Written instruction
Extract from the listing each line in which the word "caption" appears.

Input records
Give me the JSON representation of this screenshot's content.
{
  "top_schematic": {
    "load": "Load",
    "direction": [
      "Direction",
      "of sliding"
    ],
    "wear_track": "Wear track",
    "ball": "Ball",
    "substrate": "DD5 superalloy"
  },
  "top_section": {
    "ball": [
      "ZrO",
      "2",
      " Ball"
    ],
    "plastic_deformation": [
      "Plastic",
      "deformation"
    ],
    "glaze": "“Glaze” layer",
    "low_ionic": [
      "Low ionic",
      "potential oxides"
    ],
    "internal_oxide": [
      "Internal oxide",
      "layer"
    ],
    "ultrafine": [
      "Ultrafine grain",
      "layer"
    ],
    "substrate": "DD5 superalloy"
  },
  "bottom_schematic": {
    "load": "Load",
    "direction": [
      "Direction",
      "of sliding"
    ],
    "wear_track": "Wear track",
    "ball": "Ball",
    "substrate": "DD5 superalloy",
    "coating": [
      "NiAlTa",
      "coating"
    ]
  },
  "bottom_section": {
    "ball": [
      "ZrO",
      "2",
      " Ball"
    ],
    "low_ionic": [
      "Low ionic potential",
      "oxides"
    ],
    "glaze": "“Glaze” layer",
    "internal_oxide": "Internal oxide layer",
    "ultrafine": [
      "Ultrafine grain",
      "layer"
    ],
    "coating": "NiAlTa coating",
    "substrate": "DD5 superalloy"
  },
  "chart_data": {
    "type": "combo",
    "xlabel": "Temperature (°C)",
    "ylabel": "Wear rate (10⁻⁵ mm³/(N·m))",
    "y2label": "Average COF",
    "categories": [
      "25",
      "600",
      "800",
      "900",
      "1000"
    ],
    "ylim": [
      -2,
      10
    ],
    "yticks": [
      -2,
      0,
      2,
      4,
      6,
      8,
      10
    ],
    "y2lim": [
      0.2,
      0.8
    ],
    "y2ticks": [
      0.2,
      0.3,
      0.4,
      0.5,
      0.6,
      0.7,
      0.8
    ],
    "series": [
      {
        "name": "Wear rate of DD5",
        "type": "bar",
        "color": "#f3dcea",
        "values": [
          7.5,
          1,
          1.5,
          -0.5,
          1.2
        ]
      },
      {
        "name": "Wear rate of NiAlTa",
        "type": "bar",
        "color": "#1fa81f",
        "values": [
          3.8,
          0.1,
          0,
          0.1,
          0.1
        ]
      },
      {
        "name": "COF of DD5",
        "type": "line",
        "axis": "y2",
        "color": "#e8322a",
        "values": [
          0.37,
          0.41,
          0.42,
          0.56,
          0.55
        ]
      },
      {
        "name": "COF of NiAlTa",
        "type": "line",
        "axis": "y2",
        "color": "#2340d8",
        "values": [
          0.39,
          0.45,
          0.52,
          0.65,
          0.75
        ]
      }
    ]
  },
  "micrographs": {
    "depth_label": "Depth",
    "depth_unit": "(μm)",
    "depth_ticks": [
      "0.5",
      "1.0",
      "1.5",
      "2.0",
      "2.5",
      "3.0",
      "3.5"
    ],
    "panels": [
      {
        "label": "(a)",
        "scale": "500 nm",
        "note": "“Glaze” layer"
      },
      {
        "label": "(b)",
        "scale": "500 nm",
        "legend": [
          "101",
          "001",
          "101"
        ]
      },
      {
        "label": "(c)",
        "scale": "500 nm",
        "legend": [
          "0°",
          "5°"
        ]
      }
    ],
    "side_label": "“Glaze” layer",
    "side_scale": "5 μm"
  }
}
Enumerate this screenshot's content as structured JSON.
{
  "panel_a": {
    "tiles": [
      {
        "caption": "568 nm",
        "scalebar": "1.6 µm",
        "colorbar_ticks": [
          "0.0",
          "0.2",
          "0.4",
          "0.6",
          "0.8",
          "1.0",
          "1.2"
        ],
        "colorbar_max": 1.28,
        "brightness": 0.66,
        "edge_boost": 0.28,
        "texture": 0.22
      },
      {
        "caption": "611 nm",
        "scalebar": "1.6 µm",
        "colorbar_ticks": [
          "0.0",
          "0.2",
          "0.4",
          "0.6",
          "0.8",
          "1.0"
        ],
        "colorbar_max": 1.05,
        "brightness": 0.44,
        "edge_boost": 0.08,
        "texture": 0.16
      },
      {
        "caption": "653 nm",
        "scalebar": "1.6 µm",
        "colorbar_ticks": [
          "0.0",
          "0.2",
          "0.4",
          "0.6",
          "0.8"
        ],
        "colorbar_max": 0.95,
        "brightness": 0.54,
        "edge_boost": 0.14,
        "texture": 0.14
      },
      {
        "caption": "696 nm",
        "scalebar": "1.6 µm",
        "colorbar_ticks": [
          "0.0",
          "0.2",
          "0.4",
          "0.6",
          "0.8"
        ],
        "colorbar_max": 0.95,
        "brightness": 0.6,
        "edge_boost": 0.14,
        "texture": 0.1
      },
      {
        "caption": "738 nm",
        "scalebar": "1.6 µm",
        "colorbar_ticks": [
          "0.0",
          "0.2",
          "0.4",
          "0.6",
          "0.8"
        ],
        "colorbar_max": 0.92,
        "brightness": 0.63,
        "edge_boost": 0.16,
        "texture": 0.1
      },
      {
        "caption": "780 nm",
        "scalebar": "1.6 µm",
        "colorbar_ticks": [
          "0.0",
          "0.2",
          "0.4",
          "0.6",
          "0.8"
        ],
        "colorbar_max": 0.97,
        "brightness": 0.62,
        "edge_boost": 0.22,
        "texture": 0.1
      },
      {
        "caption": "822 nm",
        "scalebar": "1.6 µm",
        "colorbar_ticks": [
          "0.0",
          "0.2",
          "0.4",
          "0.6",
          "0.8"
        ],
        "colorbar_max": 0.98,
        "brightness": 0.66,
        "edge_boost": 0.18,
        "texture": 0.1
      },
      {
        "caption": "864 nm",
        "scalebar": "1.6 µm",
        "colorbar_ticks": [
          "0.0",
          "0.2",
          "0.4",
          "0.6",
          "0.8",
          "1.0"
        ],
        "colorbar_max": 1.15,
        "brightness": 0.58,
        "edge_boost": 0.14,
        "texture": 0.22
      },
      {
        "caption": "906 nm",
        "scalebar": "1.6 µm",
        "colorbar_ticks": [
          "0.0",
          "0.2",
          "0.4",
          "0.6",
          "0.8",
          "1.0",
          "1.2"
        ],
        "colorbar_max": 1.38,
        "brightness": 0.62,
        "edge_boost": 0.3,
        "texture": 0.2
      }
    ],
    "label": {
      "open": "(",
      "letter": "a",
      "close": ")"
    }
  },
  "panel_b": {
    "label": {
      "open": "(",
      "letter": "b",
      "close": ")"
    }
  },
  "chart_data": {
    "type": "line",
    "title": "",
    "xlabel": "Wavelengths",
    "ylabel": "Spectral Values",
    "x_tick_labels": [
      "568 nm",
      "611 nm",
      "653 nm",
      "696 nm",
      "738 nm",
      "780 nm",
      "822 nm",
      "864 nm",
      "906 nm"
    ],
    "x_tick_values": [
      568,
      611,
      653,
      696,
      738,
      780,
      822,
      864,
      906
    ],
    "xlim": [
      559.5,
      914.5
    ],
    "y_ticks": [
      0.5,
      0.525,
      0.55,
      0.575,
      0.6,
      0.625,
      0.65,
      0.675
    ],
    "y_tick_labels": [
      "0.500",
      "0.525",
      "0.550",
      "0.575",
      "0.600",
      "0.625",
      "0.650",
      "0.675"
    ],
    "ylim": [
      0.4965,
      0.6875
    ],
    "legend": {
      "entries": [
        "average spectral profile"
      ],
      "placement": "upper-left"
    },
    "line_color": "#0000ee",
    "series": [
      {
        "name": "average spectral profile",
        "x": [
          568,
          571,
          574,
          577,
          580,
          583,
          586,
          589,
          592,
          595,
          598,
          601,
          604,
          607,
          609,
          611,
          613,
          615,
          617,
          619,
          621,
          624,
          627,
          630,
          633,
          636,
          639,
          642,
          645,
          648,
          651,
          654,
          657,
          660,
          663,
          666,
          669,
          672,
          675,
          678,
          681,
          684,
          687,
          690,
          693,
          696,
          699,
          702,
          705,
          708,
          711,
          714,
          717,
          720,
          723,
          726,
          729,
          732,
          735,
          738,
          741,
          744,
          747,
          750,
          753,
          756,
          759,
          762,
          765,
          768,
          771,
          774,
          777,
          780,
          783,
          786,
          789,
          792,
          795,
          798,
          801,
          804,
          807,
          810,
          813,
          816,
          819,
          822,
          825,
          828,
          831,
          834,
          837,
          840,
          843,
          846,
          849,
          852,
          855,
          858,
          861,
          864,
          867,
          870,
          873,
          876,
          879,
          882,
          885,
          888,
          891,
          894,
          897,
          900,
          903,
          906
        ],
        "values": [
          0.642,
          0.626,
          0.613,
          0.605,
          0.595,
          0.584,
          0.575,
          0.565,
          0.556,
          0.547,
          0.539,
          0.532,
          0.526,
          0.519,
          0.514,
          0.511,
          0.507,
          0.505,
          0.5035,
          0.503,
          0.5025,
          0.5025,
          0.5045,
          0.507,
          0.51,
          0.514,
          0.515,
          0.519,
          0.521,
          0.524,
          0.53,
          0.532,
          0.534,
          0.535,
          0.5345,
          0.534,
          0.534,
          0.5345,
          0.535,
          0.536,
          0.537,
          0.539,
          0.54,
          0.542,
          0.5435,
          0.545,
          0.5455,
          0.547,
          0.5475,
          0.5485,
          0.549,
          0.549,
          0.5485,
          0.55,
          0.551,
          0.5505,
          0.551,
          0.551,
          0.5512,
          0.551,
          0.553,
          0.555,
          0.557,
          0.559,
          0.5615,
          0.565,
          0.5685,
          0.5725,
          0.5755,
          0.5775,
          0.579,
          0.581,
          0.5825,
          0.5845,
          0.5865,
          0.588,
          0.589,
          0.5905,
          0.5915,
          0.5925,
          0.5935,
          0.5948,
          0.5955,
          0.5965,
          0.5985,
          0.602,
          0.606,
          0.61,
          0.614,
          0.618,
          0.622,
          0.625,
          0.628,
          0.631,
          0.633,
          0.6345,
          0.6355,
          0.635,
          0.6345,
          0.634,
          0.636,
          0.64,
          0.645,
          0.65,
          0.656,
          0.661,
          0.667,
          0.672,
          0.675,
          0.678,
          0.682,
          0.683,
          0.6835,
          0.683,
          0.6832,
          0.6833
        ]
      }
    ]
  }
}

Written solution
        "caption": "568 nm",
        "caption": "611 nm",
        "caption": "653 nm",
        "caption": "696 nm",
        "caption": "738 nm",
        "caption": "780 nm",
        "caption": "822 nm",
        "caption": "864 nm",
        "caption": "906 nm",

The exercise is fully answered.